→ Problem statement
What follows is a listing; give it again exactly, in its entirety.

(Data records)

───

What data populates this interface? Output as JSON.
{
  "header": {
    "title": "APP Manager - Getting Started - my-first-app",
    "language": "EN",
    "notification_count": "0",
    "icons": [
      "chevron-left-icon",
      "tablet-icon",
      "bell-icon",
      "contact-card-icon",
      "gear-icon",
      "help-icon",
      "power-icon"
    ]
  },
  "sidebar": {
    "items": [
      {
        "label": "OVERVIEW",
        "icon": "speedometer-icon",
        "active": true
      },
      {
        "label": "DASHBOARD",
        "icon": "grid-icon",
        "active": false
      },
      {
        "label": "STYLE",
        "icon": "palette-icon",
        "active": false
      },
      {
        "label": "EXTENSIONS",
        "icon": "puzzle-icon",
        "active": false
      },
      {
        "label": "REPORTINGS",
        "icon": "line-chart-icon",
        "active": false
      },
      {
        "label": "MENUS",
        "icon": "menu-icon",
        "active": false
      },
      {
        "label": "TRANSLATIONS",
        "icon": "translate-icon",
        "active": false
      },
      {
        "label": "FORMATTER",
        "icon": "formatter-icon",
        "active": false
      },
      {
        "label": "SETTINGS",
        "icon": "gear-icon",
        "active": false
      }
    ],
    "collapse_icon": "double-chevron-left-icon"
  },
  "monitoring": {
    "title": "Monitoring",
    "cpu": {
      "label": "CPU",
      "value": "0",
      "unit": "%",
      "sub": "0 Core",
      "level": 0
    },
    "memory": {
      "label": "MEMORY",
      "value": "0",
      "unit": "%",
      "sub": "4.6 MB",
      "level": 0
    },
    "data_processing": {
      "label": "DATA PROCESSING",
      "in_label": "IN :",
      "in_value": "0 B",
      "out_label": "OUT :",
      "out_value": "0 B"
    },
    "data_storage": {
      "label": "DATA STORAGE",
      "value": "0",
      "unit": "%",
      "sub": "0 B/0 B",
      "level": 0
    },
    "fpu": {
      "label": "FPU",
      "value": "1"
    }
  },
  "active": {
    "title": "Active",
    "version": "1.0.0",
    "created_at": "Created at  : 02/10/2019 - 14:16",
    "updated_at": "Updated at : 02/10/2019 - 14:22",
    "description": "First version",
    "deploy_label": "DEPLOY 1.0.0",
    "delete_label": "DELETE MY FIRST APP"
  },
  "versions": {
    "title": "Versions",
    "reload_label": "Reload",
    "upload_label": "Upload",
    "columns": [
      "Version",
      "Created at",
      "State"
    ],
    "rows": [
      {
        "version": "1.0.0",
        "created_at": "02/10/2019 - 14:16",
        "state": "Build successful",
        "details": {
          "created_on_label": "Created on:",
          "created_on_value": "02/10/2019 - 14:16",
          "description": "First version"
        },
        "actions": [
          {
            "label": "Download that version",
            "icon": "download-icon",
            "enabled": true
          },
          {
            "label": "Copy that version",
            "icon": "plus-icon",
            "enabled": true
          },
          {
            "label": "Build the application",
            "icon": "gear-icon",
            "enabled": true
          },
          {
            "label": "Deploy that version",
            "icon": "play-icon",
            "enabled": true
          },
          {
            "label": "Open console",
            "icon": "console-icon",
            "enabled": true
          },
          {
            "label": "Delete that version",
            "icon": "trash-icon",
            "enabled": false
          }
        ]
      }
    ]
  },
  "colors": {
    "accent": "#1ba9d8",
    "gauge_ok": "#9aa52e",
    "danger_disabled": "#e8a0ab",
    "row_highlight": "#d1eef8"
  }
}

───

→ Exercise answer
What data populates this interface? Output as JSON.
{
  "header": {
    "title": "APP Manager - Getting Started - my-first-app",
    "language": "EN",
    "notification_count": "0",
    "icons": [
      "chevron-left-icon",
      "tablet-icon",
      "bell-icon",
      "contact-card-icon",
      "gear-icon",
      "help-icon",
      "power-icon"
    ]
  },
  "sidebar": {
    "items": [
      {
        "label": "OVERVIEW",
        "icon": "speedometer-icon",
        "active": true
      },
      {
        "label": "DASHBOARD",
        "icon": "grid-icon",
        "active": false
      },
      {
        "label": "STYLE",
        "icon": "palette-icon",
        "active": false
      },
      {
        "label": "EXTENSIONS",
        "icon": "puzzle-icon",
        "active": false
      },
      {
        "label": "REPORTINGS",
        "icon": "line-chart-icon",
        "active": false
      },
      {
        "label": "MENUS",
        "icon": "menu-icon",
        "active": false
      },
      {
        "label": "TRANSLATIONS",
        "icon": "translate-icon",
        "active": false
      },
      {
        "label": "FORMATTER",
        "icon": "formatter-icon",
        "active": false
      },
      {
        "label": "SETTINGS",
        "icon": "gear-icon",
        "active": false
      }
    ],
    "collapse_icon": "double-chevron-left-icon"
  },
  "monitoring": {
    "title": "Monitoring",
    "cpu": {
      "label": "CPU",
      "value": "0",
      "unit": "%",
      "sub": "0 Core",
      "level": 0
    },
    "memory": {
      "label": "MEMORY",
      "value": "0",
      "unit": "%",
      "sub": "4.6 MB",
      "level": 0
    },
    "data_processing": {
      "label": "DATA PROCESSING",
      "in_label": "IN :",
      "in_value": "0 B",
      "out_label": "OUT :",
      "out_value": "0 B"
    },
    "data_storage": {
      "label": "DATA STORAGE",
      "value": "0",
      "unit": "%",
      "sub": "0 B/0 B",
      "level": 0
    },
    "fpu": {
      "label": "FPU",
      "value": "1"
    }
  },
  "active": {
    "title": "Active",
    "version": "1.0.0",
    "created_at": "Created at  : 02/10/2019 - 14:16",
    "updated_at": "Updated at : 02/10/2019 - 14:22",
    "description": "First version",
    "deploy_label": "DEPLOY 1.0.0",
    "delete_label": "DELETE MY FIRST APP"
  },
  "versions": {
    "title": "Versions",
    "reload_label": "Reload",
    "upload_label": "Upload",
    "columns": [
      "Version",
      "Created at",
      "State"
    ],
    "rows": [
      {
        "version": "1.0.0",
        "created_at": "02/10/2019 - 14:16",
        "state": "Build successful",
        "details": {
          "created_on_label": "Created on:",
          "created_on_value": "02/10/2019 - 14:16",
          "description": "First version"
        },
        "actions": [
          {
            "label": "Download that version",
            "icon": "download-icon",
            "enabled": true
          },
          {
            "label": "Copy that version",
            "icon": "plus-icon",
            "enabled": true
          },
          {
            "label": "Build the application",
            "icon": "gear-icon",
            "enabled": true
          },
          {
            "label": "Deploy that version",
            "icon": "play-icon",
            "enabled": true
          },
          {
            "label": "Open console",
            "icon": "console-icon",
            "enabled": true
          },
          {
            "label": "Delete that version",
            "icon": "trash-icon",
            "enabled": false
          }
        ]
      }
    ]
  },
  "colors": {
    "accent": "#1ba9d8",
    "gauge_ok": "#9aa52e",
    "danger_disabled": "#e8a0ab",
    "row_highlight": "#d1eef8"
  }
}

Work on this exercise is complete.